== GOAL ==
Print the entries below word for word; the pictures stay out of your copy.

::::::::

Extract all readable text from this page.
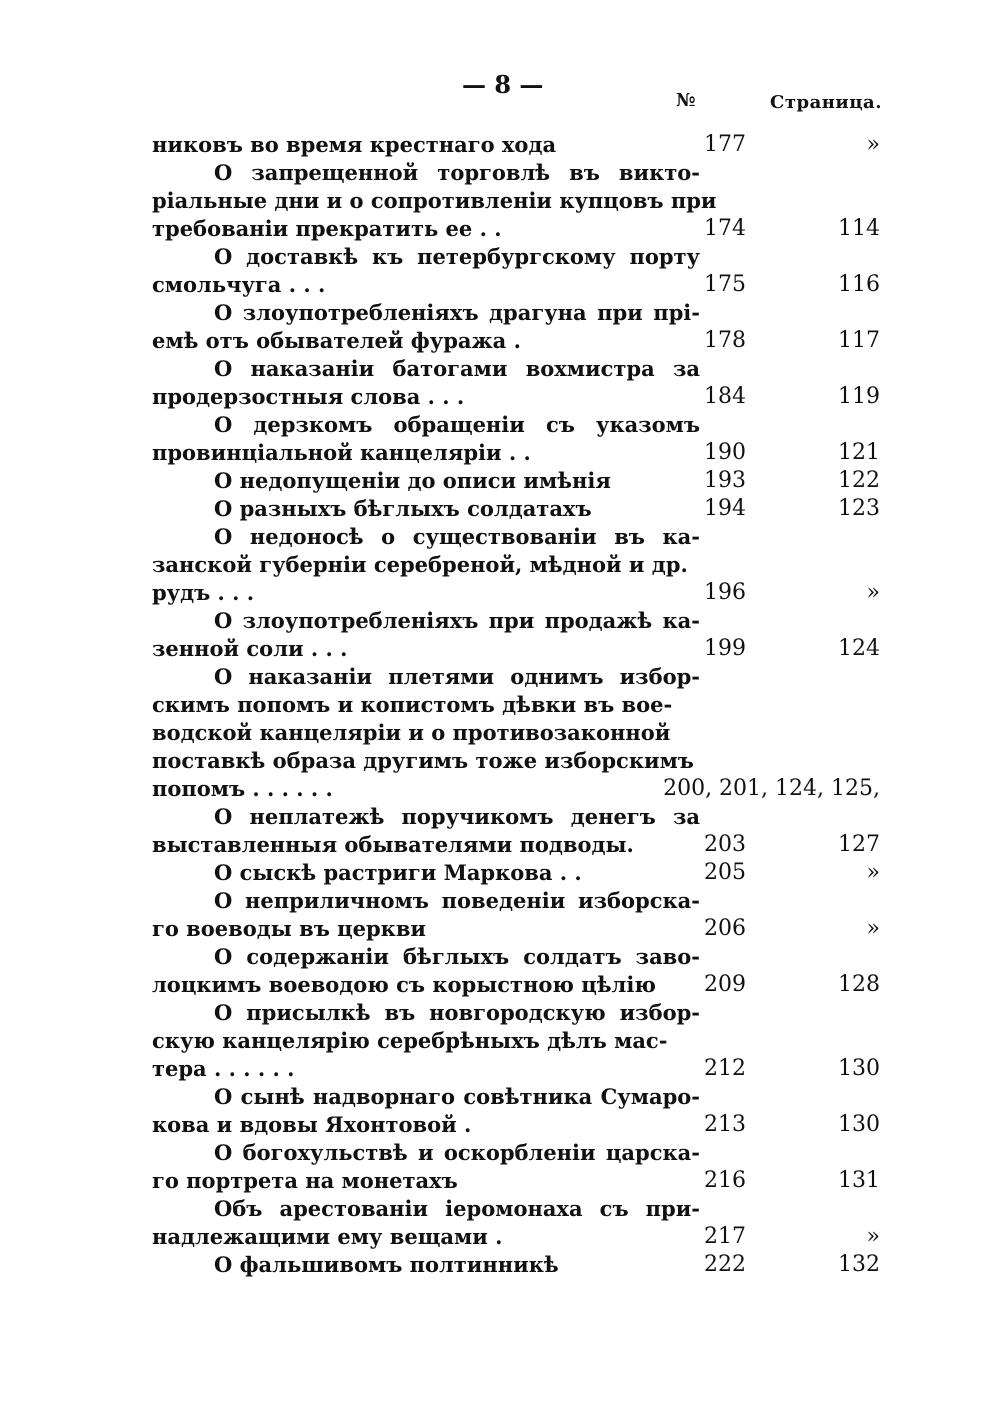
— 8 —
№	Страница.
никовъ во время крестнаго хода	177	»
О запрещенной торговлѣ въ викто-
ріальные дни и о сопротивленіи купцовъ при
требованіи прекратить ее . .	174	114
О доставкѣ къ петербургскому порту
смольчуга . . .	175	116
О злоупотребленіяхъ драгуна при прі-
емѣ отъ обывателей фуража .	178	117
О наказаніи батогами вохмистра за
продерзостныя слова . . .	184	119
О дерзкомъ обращеніи съ указомъ
провинціальной канцеляріи . .	190	121
О недопущеніи до описи имѣнія	193	122
О разныхъ бѣглыхъ солдатахъ	194	123
О недоносѣ о существованіи въ ка-
занской губерніи серебреной, мѣдной и др.
рудъ . . .	196	»
О злоупотребленіяхъ при продажѣ ка-
зенной соли . . .	199	124
О наказаніи плетями однимъ избор-
скимъ попомъ и копистомъ дѣвки въ вое-
водской канцеляріи и о противозаконной
поставкѣ образа другимъ тоже изборскимъ
попомъ . . . . . .	200, 201, 124, 125,
О неплатежѣ поручикомъ денегъ за
выставленныя обывателями подводы.	203	127
О сыскѣ растриги Маркова . .	205	»
О неприличномъ поведеніи изборска-
го воеводы въ церкви	206	»
О содержаніи бѣглыхъ солдатъ заво-
лоцкимъ воеводою съ корыстною цѣлію	209	128
О присылкѣ въ новгородскую избор-
скую канцелярію серебрѣныхъ дѣлъ мас-
тера . . . . . .	212	130
О сынѣ надворнаго совѣтника Сумаро-
кова и вдовы Яхонтовой .	213	130
О богохульствѣ и оскорбленіи царска-
го портрета на монетахъ	216	131
Объ арестованіи іеромонаха съ при-
надлежащими ему вещами .	217	»
О фальшивомъ полтинникѣ	222	132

::::::::

== PROBLEM SOLUTION ==
Extract all readable text from this page.
— 8 —
№	Страница.
никовъ во время крестнаго хода	177	»
О запрещенной торговлѣ въ викто-
ріальные дни и о сопротивленіи купцовъ при
требованіи прекратить ее . .	174	114
О доставкѣ къ петербургскому порту
смольчуга . . .	175	116
О злоупотребленіяхъ драгуна при прі-
емѣ отъ обывателей фуража .	178	117
О наказаніи батогами вохмистра за
продерзостныя слова . . .	184	119
О дерзкомъ обращеніи съ указомъ
провинціальной канцеляріи . .	190	121
О недопущеніи до описи имѣнія	193	122
О разныхъ бѣглыхъ солдатахъ	194	123
О недоносѣ о существованіи въ ка-
занской губерніи серебреной, мѣдной и др.
рудъ . . .	196	»
О злоупотребленіяхъ при продажѣ ка-
зенной соли . . .	199	124
О наказаніи плетями однимъ избор-
скимъ попомъ и копистомъ дѣвки въ вое-
водской канцеляріи и о противозаконной
поставкѣ образа другимъ тоже изборскимъ
попомъ . . . . . .	200, 201, 124, 125,
О неплатежѣ поручикомъ денегъ за
выставленныя обывателями подводы.	203	127
О сыскѣ растриги Маркова . .	205	»
О неприличномъ поведеніи изборска-
го воеводы въ церкви	206	»
О содержаніи бѣглыхъ солдатъ заво-
лоцкимъ воеводою съ корыстною цѣлію	209	128
О присылкѣ въ новгородскую избор-
скую канцелярію серебрѣныхъ дѣлъ мас-
тера . . . . . .	212	130
О сынѣ надворнаго совѣтника Сумаро-
кова и вдовы Яхонтовой .	213	130
О богохульствѣ и оскорбленіи царска-
го портрета на монетахъ	216	131
Объ арестованіи іеромонаха съ при-
надлежащими ему вещами .	217	»
О фальшивомъ полтинникѣ	222	132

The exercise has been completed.